• _TEXT SECTION_:
== == ==

# How to get a Redcap



## happy2meetu (Apr 6, 2017)

My wife and I are going on the Lake Shore Lmt from Toledo to Chicago. We the will take the California Zephyr to Salt Lake City. We both have slight mobility issues and could use help with baggage and boarding. How do we make sure and get someone to help with that while waiting in the lounge in Chicago? This will be our first long distance trip and we are very much looking forward to it. This will be the last week of April.


----------



## Bob Dylan (Apr 6, 2017)

Soon as you check into the Lounge let the desk attendant know you need a Redcap.

They will pick you up right outside the Lounge after the desk attendant calls for those boarding that need a Redcap.

They also meet you at trainside and take you on carts to the Lounge if you let your car attendant know you need a,Redcap before arrival into Union Station. (Tips are appreciated,$5 for two is about right.)


----------



## Lonestar648 (Apr 6, 2017)

As the train pulls into Union Station you can see some red caps on the platform with their electric carts waiting for passengers to get off the train.

My experience has been that the front desk at the ML tells the Red Caps how many are requesting their service before calling the passengers over the PA.


----------



## Dave Van (Apr 6, 2017)

You will not have an issue getting a Red Cap in Chicago getting on or off the train. I walk sometimes but I am a double amputee so at times I need the help.....they are always there at hand. Yet to have a bad one....nice folks.


----------



## the_traveler (Apr 6, 2017)

Before your train arrives at the stations, inform your attendant that you want to request a Red Cap when you detain. That way, they will be waiting for you at the door. Otherwise, yes there are Red Caps on the platform, but they take those that requested assistance first. So it may be some time until one is available. (The carts only carry 4 people at a time.)

Don't ask as the train is stopping. It's best to ask like 15-20 minutes before arrival, so there's time to call and request one for you.


----------



## dlagrua (Apr 6, 2017)

All you do when you see a Red Cap is whistle loudly and say come on over boss!


----------



## KmH (Apr 6, 2017)

There are no Red Caps at the Salt Lake City station.

== == ==

• _DATA SHOWN_:

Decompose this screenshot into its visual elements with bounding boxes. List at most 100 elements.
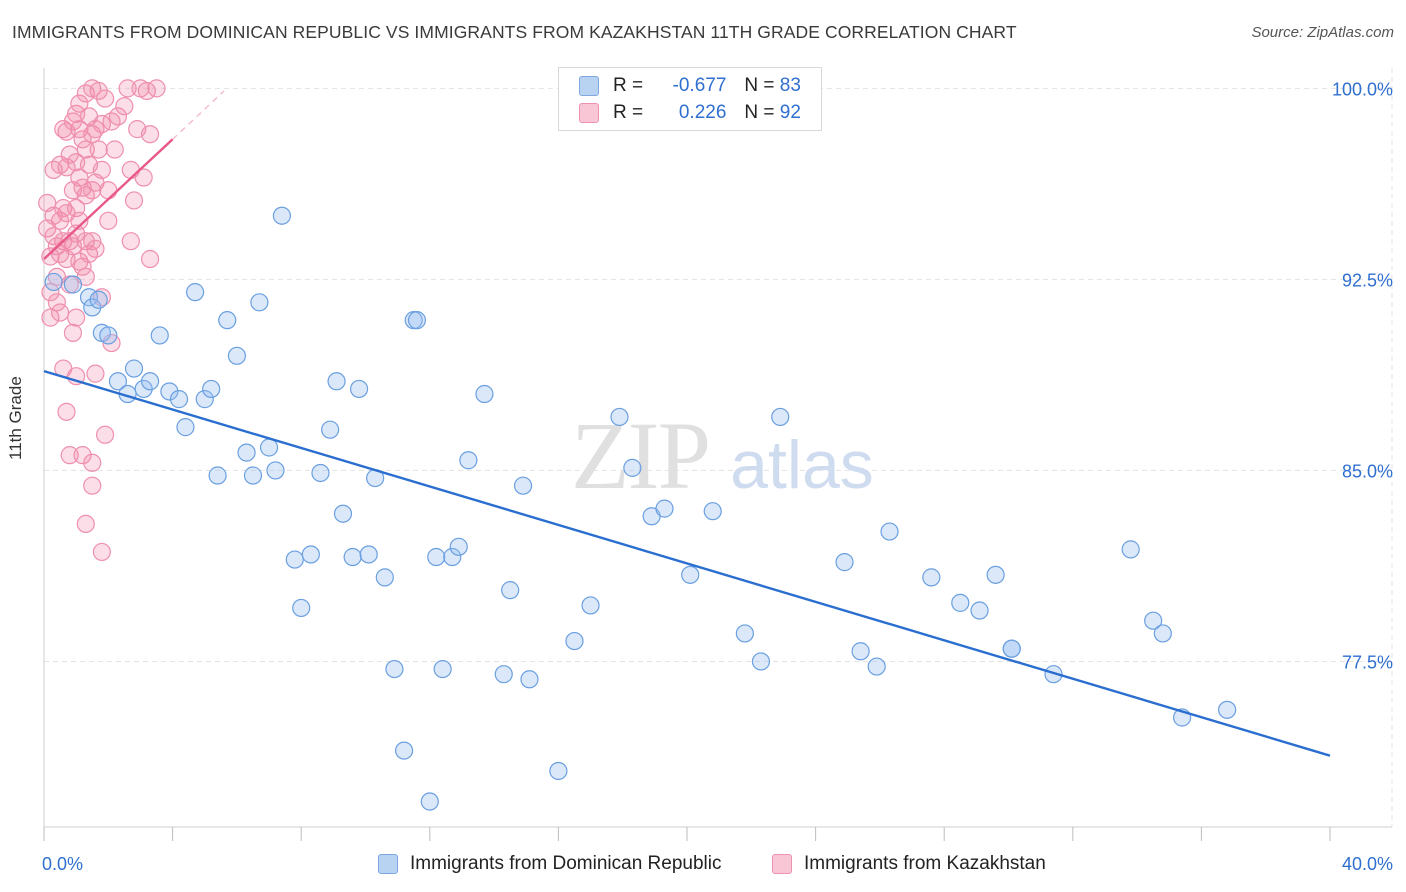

== == ==

• _TASK REQUIREMENTS_:
1. Summarize the Redcap thread in two sentences.
2. According to the Redcap thread, how many people can the carts carry at a time?
3. Print the passage of the Redcap thread starting with "## Dave Van" and going on through "at a time.)".

• _EXERCISE RESULTS_:
1. A couple with slight mobility issues, traveling from Toledo through Chicago to Salt Lake City, asks how to get help with baggage and boarding in Chicago. Replies advise telling the lounge desk attendant, or the car attendant before arrival at Union Station, that a Redcap is needed, and one notes that there are no Red Caps at the Salt Lake City station.

2. Four people.

3.
## Dave Van (Apr 6, 2017)

You will not have an issue getting a Red Cap in Chicago getting on or off the train. I walk sometimes but I am a double amputee so at times I need the help.....they are always there at hand. Yet to have a bad one....nice folks.


----------



## the_traveler (Apr 6, 2017)

Before your train arrives at the stations, inform your attendant that you want to request a Red Cap when you detain. That way, they will be waiting for you at the door. Otherwise, yes there are Red Caps on the platform, but they take those that requested assistance first. So it may be some time until one is available. (The carts only carry 4 people at a time.)